── Exercise material
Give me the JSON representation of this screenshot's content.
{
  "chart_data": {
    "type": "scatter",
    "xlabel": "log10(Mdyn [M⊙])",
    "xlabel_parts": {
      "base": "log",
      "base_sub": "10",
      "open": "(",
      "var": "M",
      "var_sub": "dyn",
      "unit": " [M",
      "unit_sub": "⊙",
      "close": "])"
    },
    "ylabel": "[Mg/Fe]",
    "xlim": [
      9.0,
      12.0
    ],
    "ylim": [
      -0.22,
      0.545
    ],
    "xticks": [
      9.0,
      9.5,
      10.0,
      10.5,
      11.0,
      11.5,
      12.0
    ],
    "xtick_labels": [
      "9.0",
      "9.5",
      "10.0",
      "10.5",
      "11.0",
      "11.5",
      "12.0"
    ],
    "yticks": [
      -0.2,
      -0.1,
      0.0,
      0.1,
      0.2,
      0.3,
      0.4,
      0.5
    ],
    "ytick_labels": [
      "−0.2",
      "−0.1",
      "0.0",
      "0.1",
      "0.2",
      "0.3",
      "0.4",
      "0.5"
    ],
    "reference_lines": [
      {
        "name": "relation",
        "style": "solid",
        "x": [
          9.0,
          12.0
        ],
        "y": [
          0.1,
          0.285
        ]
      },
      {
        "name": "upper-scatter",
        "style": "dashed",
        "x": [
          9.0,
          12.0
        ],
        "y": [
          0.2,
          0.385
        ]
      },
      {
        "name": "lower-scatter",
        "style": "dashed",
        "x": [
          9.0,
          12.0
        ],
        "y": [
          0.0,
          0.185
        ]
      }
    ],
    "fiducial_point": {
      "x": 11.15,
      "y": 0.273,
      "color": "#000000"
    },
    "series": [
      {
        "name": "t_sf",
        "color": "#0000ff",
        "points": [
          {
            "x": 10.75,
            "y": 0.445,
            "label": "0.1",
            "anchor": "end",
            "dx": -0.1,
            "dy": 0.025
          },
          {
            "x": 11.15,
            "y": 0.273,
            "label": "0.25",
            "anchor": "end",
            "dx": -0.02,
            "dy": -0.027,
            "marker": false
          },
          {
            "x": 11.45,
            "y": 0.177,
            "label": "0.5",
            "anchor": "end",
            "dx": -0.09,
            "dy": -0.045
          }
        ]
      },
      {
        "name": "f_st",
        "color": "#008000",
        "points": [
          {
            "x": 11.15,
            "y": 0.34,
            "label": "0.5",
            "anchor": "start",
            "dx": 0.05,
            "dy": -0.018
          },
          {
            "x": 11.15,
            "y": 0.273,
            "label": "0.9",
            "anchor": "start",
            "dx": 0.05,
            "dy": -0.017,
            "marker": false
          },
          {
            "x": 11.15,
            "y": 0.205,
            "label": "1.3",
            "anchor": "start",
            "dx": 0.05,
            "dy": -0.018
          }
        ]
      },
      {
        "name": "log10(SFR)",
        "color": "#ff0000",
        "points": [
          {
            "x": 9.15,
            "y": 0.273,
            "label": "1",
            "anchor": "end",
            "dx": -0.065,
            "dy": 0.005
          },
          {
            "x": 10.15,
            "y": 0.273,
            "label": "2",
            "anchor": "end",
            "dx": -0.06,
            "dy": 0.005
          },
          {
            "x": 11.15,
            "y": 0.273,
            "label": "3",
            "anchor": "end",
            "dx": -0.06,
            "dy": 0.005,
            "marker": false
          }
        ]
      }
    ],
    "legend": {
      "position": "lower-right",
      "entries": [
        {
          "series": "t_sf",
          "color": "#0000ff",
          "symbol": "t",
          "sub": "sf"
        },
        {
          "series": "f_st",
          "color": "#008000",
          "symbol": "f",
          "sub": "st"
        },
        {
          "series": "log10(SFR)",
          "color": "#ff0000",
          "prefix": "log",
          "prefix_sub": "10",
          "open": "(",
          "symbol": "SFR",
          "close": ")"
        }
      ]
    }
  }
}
────
(Problem to work on): Extract from the data every line where "series" shows up.

(Written solution):
    "series": [
          "series": "t_sf",
          "series": "f_st",
          "series": "log10(SFR)",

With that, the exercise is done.